##### RECORDS SHOWN

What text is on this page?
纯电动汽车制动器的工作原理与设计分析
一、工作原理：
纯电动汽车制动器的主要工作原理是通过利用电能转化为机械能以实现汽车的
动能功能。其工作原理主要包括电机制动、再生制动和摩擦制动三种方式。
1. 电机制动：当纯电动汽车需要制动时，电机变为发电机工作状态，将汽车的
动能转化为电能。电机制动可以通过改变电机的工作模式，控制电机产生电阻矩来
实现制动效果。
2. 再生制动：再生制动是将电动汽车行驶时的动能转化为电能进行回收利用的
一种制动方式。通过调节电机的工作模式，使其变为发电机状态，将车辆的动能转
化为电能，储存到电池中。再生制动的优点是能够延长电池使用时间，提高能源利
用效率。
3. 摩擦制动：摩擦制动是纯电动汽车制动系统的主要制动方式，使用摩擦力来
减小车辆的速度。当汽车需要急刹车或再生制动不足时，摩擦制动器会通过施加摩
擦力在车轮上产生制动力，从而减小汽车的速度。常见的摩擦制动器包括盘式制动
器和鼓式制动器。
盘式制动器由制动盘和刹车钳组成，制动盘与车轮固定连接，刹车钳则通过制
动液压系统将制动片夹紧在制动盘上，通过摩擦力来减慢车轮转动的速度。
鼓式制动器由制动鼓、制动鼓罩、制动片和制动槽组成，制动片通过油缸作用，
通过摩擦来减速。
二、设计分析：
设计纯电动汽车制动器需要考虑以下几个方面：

##########
##### RECORDS SHOWN

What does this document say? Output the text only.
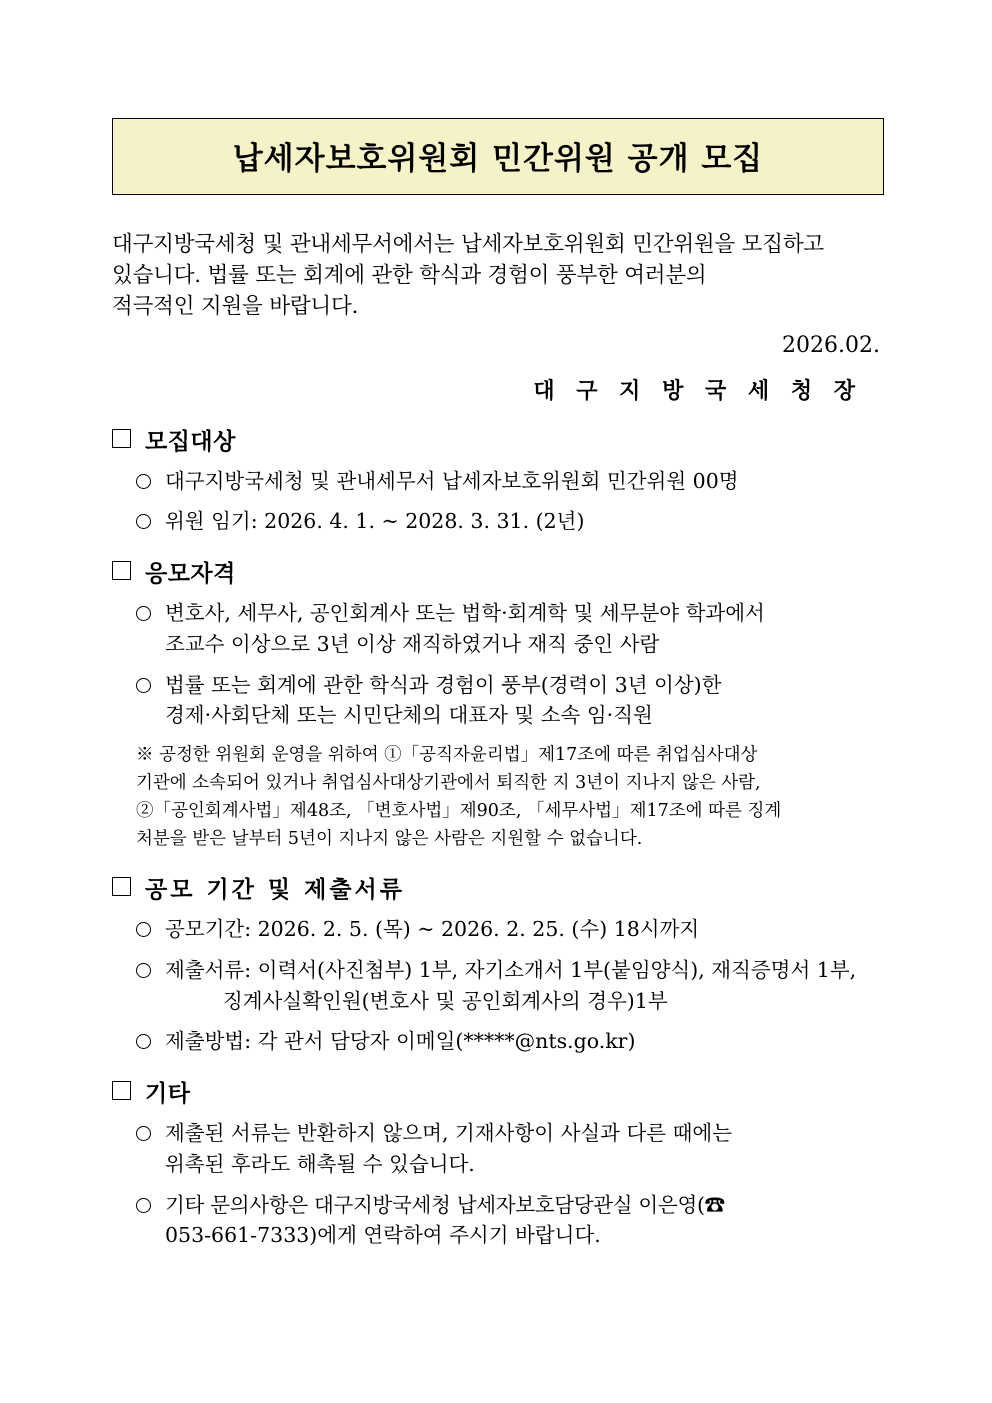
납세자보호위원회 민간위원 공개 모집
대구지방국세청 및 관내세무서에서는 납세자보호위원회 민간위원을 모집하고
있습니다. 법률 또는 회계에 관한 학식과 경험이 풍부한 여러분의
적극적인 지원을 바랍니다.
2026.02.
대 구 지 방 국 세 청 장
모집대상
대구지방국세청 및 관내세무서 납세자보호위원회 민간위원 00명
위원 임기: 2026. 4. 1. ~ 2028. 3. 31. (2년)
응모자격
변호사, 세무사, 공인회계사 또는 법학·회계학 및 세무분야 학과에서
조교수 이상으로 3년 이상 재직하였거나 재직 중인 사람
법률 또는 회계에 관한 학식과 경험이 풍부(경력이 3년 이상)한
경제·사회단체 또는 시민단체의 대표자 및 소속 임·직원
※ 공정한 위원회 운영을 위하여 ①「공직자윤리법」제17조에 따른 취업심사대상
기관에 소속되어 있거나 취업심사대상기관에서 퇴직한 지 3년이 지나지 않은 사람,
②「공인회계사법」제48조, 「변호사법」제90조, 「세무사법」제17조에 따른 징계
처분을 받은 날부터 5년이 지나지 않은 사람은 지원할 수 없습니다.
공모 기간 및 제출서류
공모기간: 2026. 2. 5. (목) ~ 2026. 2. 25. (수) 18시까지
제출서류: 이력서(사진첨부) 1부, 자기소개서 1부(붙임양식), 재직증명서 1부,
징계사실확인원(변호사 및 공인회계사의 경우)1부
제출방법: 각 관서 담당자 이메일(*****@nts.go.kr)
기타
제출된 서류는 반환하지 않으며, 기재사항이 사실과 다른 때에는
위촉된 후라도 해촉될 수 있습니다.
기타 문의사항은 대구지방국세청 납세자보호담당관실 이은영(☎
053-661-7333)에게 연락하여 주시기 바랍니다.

##########
##### RECORDS SHOWN

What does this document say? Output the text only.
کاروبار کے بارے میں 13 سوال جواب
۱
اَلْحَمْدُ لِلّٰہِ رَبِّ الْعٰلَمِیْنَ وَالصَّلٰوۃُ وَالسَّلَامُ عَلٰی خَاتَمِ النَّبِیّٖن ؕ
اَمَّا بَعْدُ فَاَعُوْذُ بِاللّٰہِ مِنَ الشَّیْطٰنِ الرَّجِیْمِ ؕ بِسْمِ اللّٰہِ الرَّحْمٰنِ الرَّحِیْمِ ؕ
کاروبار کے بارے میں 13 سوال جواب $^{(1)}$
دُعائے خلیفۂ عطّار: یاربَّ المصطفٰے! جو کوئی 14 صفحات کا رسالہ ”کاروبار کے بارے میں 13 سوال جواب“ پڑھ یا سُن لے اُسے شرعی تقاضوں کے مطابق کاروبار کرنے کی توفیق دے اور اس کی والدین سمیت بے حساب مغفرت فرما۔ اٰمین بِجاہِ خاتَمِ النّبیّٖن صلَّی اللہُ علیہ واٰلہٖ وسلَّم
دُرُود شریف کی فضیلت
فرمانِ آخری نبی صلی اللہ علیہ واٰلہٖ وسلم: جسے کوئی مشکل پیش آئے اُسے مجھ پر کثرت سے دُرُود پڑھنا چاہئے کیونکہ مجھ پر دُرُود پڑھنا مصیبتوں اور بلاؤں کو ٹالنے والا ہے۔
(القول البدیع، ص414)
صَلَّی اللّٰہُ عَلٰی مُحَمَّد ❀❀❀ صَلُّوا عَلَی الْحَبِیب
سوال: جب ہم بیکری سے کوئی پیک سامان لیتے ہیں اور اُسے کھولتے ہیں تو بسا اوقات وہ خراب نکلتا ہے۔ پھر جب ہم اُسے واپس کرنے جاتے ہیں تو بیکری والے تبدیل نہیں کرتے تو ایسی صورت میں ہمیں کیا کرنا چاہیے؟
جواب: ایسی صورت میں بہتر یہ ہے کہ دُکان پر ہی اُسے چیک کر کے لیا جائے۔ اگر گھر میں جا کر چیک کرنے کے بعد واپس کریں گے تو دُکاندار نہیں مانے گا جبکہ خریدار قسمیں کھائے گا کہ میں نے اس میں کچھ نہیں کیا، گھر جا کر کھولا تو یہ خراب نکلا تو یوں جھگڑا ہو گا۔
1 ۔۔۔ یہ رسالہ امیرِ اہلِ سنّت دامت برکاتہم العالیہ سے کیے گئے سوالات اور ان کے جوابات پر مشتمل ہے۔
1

##########

### AIM
Pull every line holding "کاروبار" out of the records.

### RESPONSE TO THIS EXERCISE
کاروبار کے بارے میں 13 سوال جواب
کاروبار کے بارے میں 13 سوال جواب $^{(1)}$
دُعائے خلیفۂ عطّار: یاربَّ المصطفٰے! جو کوئی 14 صفحات کا رسالہ ”کاروبار کے بارے میں 13 سوال جواب“ پڑھ یا سُن لے اُسے شرعی تقاضوں کے مطابق کاروبار کرنے کی توفیق دے اور اس کی والدین سمیت بے حساب مغفرت فرما۔ اٰمین بِجاہِ خاتَمِ النّبیّٖن صلَّی اللہُ علیہ واٰلہٖ وسلَّم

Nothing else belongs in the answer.